**Task details**
Of the lines in this material, how many contain "loki"? Answer with a single number only.

Dataset excerpt
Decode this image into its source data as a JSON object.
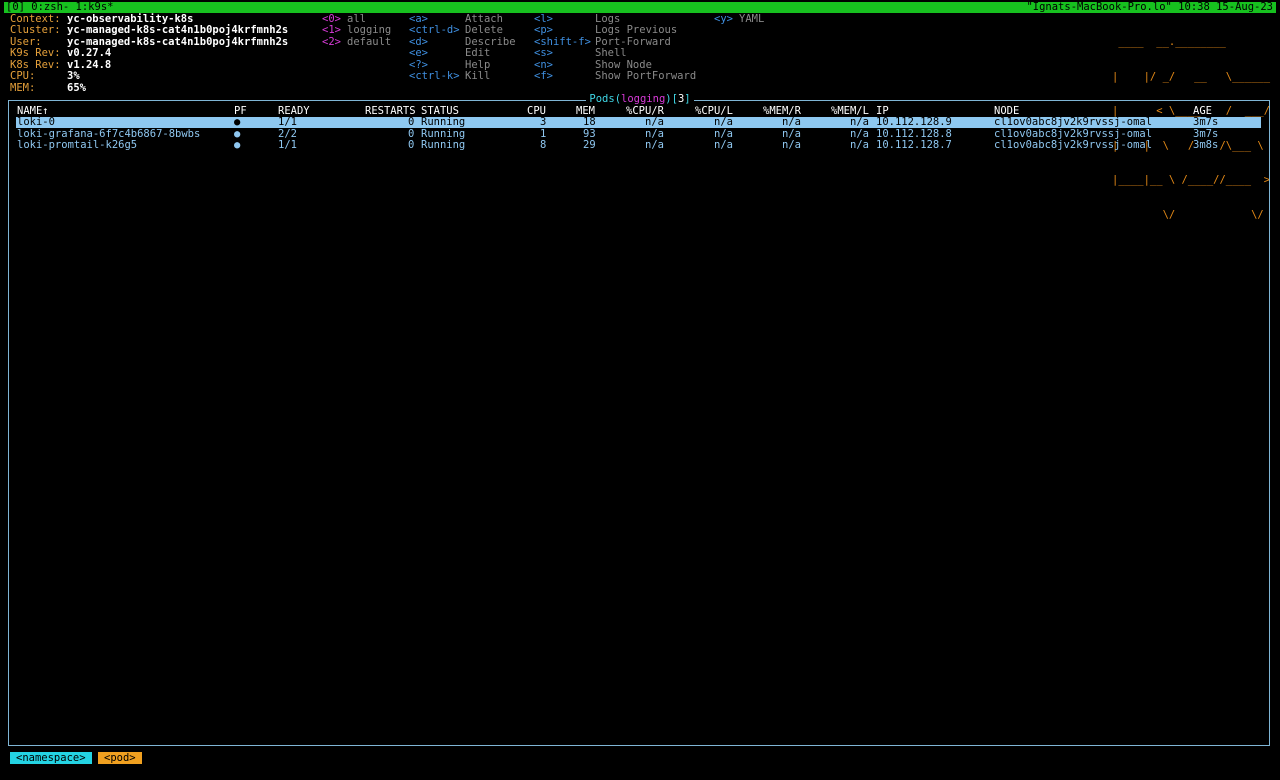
{
  "tmux": {
    "left": "[0] 0:zsh- 1:k9s*",
    "right": "\"Ignats-MacBook-Pro.lo\" 10:38 15-Aug-23"
  },
  "info": [
    {
      "label": "Context:",
      "value": "yc-observability-k8s"
    },
    {
      "label": "Cluster:",
      "value": "yc-managed-k8s-cat4n1b0poj4krfmnh2s"
    },
    {
      "label": "User:",
      "value": "yc-managed-k8s-cat4n1b0poj4krfmnh2s"
    },
    {
      "label": "K9s Rev:",
      "value": "v0.27.4"
    },
    {
      "label": "K8s Rev:",
      "value": "v1.24.8"
    },
    {
      "label": "CPU:",
      "value": "3%"
    },
    {
      "label": "MEM:",
      "value": "65%"
    }
  ],
  "namespaces": [
    {
      "key": "<0>",
      "name": "all"
    },
    {
      "key": "<1>",
      "name": "logging"
    },
    {
      "key": "<2>",
      "name": "default"
    }
  ],
  "hotkeys_col1": [
    {
      "key": "<a>",
      "desc": "Attach"
    },
    {
      "key": "<ctrl-d>",
      "desc": "Delete"
    },
    {
      "key": "<d>",
      "desc": "Describe"
    },
    {
      "key": "<e>",
      "desc": "Edit"
    },
    {
      "key": "<?>",
      "desc": "Help"
    },
    {
      "key": "<ctrl-k>",
      "desc": "Kill"
    }
  ],
  "hotkeys_col2": [
    {
      "key": "<l>",
      "desc": "Logs"
    },
    {
      "key": "<p>",
      "desc": "Logs Previous"
    },
    {
      "key": "<shift-f>",
      "desc": "Port-Forward"
    },
    {
      "key": "<s>",
      "desc": "Shell"
    },
    {
      "key": "<n>",
      "desc": "Show Node"
    },
    {
      "key": "<f>",
      "desc": "Show PortForward"
    }
  ],
  "hotkeys_col3": [
    {
      "key": "<y>",
      "desc": "YAML"
    }
  ],
  "logo_lines": [
    " ____  __.________       ",
    "|    |/ _/   __   \\______",
    "|      < \\____    /  ___/",
    "|    |  \\   /    /\\___ \\ ",
    "|____|__ \\ /____//____  >",
    "        \\/            \\/ "
  ],
  "pods_view": {
    "resource": "Pods",
    "namespace": "logging",
    "count": "3"
  },
  "table": {
    "headers": {
      "name": "NAME↑",
      "pf": "PF",
      "ready": "READY",
      "restarts": "RESTARTS",
      "status": "STATUS",
      "cpu": "CPU",
      "mem": "MEM",
      "cpur": "%CPU/R",
      "cpul": "%CPU/L",
      "memr": "%MEM/R",
      "meml": "%MEM/L",
      "ip": "IP",
      "node": "NODE",
      "age": "AGE"
    },
    "rows": [
      {
        "name": "loki-0",
        "pf": "●",
        "ready": "1/1",
        "restarts": "0",
        "status": "Running",
        "cpu": "3",
        "mem": "18",
        "cpur": "n/a",
        "cpul": "n/a",
        "memr": "n/a",
        "meml": "n/a",
        "ip": "10.112.128.9",
        "node": "cl1ov0abc8jv2k9rvssj-omal",
        "age": "3m7s"
      },
      {
        "name": "loki-grafana-6f7c4b6867-8bwbs",
        "pf": "●",
        "ready": "2/2",
        "restarts": "0",
        "status": "Running",
        "cpu": "1",
        "mem": "93",
        "cpur": "n/a",
        "cpul": "n/a",
        "memr": "n/a",
        "meml": "n/a",
        "ip": "10.112.128.8",
        "node": "cl1ov0abc8jv2k9rvssj-omal",
        "age": "3m7s"
      },
      {
        "name": "loki-promtail-k26g5",
        "pf": "●",
        "ready": "1/1",
        "restarts": "0",
        "status": "Running",
        "cpu": "8",
        "mem": "29",
        "cpur": "n/a",
        "cpul": "n/a",
        "memr": "n/a",
        "meml": "n/a",
        "ip": "10.112.128.7",
        "node": "cl1ov0abc8jv2k9rvssj-omal",
        "age": "3m8s"
      }
    ]
  },
  "breadcrumbs": {
    "namespace": "<namespace>",
    "pod": "<pod>"
  }
}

**Exercise result**
3